What is expected: Copy the records below exactly as they appear.

Working data:
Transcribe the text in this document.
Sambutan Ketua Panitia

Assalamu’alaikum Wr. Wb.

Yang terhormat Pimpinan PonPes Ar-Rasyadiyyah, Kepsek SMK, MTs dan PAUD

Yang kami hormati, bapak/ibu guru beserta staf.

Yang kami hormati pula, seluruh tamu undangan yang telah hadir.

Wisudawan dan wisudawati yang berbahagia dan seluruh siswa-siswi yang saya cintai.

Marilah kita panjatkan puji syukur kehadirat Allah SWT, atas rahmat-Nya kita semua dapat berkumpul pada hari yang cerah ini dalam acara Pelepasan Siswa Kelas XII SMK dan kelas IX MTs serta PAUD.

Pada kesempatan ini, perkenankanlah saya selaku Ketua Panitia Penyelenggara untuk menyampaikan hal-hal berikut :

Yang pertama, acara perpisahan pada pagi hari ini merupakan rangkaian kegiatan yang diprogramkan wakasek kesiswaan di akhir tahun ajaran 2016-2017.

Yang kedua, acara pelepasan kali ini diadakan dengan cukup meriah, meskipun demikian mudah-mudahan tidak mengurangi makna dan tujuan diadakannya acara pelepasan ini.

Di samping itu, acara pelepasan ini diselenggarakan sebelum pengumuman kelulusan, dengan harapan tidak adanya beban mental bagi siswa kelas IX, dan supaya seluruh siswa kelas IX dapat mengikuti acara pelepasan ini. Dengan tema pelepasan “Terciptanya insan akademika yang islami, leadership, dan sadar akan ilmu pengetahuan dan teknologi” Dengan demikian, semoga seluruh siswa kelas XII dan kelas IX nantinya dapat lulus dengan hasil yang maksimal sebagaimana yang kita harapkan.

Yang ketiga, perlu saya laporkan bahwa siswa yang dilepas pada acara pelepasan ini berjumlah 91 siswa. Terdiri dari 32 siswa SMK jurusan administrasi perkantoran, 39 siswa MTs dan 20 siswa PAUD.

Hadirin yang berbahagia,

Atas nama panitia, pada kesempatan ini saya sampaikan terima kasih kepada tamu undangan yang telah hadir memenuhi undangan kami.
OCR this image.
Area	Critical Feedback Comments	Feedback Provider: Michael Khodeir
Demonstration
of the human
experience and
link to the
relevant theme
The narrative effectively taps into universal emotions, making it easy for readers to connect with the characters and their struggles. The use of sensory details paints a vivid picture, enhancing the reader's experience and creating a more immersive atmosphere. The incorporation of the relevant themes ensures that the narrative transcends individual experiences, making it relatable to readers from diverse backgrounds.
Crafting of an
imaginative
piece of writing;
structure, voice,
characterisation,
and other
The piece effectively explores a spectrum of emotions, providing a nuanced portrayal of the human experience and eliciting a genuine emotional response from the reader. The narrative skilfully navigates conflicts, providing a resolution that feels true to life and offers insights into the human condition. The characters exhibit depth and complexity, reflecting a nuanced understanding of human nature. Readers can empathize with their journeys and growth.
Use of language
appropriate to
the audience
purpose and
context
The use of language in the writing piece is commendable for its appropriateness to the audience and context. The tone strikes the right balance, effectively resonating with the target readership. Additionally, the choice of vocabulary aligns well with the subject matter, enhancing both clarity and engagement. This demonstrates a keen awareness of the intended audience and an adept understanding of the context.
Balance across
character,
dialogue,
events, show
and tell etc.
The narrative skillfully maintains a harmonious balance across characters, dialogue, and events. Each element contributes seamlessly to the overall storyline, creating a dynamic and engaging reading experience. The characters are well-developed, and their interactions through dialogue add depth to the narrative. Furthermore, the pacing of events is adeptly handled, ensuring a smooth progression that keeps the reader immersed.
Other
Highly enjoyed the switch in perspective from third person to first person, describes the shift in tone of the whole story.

Reply to the task:
Transcribe the text in this document.
Sambutan Ketua Panitia

Assalamu’alaikum Wr. Wb.

Yang terhormat Pimpinan PonPes Ar-Rasyadiyyah, Kepsek SMK, MTs dan PAUD

Yang kami hormati, bapak/ibu guru beserta staf.

Yang kami hormati pula, seluruh tamu undangan yang telah hadir.

Wisudawan dan wisudawati yang berbahagia dan seluruh siswa-siswi yang saya cintai.

Marilah kita panjatkan puji syukur kehadirat Allah SWT, atas rahmat-Nya kita semua dapat berkumpul pada hari yang cerah ini dalam acara Pelepasan Siswa Kelas XII SMK dan kelas IX MTs serta PAUD.

Pada kesempatan ini, perkenankanlah saya selaku Ketua Panitia Penyelenggara untuk menyampaikan hal-hal berikut :

Yang pertama, acara perpisahan pada pagi hari ini merupakan rangkaian kegiatan yang diprogramkan wakasek kesiswaan di akhir tahun ajaran 2016-2017.

Yang kedua, acara pelepasan kali ini diadakan dengan cukup meriah, meskipun demikian mudah-mudahan tidak mengurangi makna dan tujuan diadakannya acara pelepasan ini.

Di samping itu, acara pelepasan ini diselenggarakan sebelum pengumuman kelulusan, dengan harapan tidak adanya beban mental bagi siswa kelas IX, dan supaya seluruh siswa kelas IX dapat mengikuti acara pelepasan ini. Dengan tema pelepasan “Terciptanya insan akademika yang islami, leadership, dan sadar akan ilmu pengetahuan dan teknologi” Dengan demikian, semoga seluruh siswa kelas XII dan kelas IX nantinya dapat lulus dengan hasil yang maksimal sebagaimana yang kita harapkan.

Yang ketiga, perlu saya laporkan bahwa siswa yang dilepas pada acara pelepasan ini berjumlah 91 siswa. Terdiri dari 32 siswa SMK jurusan administrasi perkantoran, 39 siswa MTs dan 20 siswa PAUD.

Hadirin yang berbahagia,

Atas nama panitia, pada kesempatan ini saya sampaikan terima kasih kepada tamu undangan yang telah hadir memenuhi undangan kami.
OCR this image.
Area	Critical Feedback Comments	Feedback Provider: Michael Khodeir
Demonstration
of the human
experience and
link to the
relevant theme
The narrative effectively taps into universal emotions, making it easy for readers to connect with the characters and their struggles. The use of sensory details paints a vivid picture, enhancing the reader's experience and creating a more immersive atmosphere. The incorporation of the relevant themes ensures that the narrative transcends individual experiences, making it relatable to readers from diverse backgrounds.
Crafting of an
imaginative
piece of writing;
structure, voice,
characterisation,
and other
The piece effectively explores a spectrum of emotions, providing a nuanced portrayal of the human experience and eliciting a genuine emotional response from the reader. The narrative skilfully navigates conflicts, providing a resolution that feels true to life and offers insights into the human condition. The characters exhibit depth and complexity, reflecting a nuanced understanding of human nature. Readers can empathize with their journeys and growth.
Use of language
appropriate to
the audience
purpose and
context
The use of language in the writing piece is commendable for its appropriateness to the audience and context. The tone strikes the right balance, effectively resonating with the target readership. Additionally, the choice of vocabulary aligns well with the subject matter, enhancing both clarity and engagement. This demonstrates a keen awareness of the intended audience and an adept understanding of the context.
Balance across
character,
dialogue,
events, show
and tell etc.
The narrative skillfully maintains a harmonious balance across characters, dialogue, and events. Each element contributes seamlessly to the overall storyline, creating a dynamic and engaging reading experience. The characters are well-developed, and their interactions through dialogue add depth to the narrative. Furthermore, the pacing of events is adeptly handled, ensuring a smooth progression that keeps the reader immersed.
Other
Highly enjoyed the switch in perspective from third person to first person, describes the shift in tone of the whole story.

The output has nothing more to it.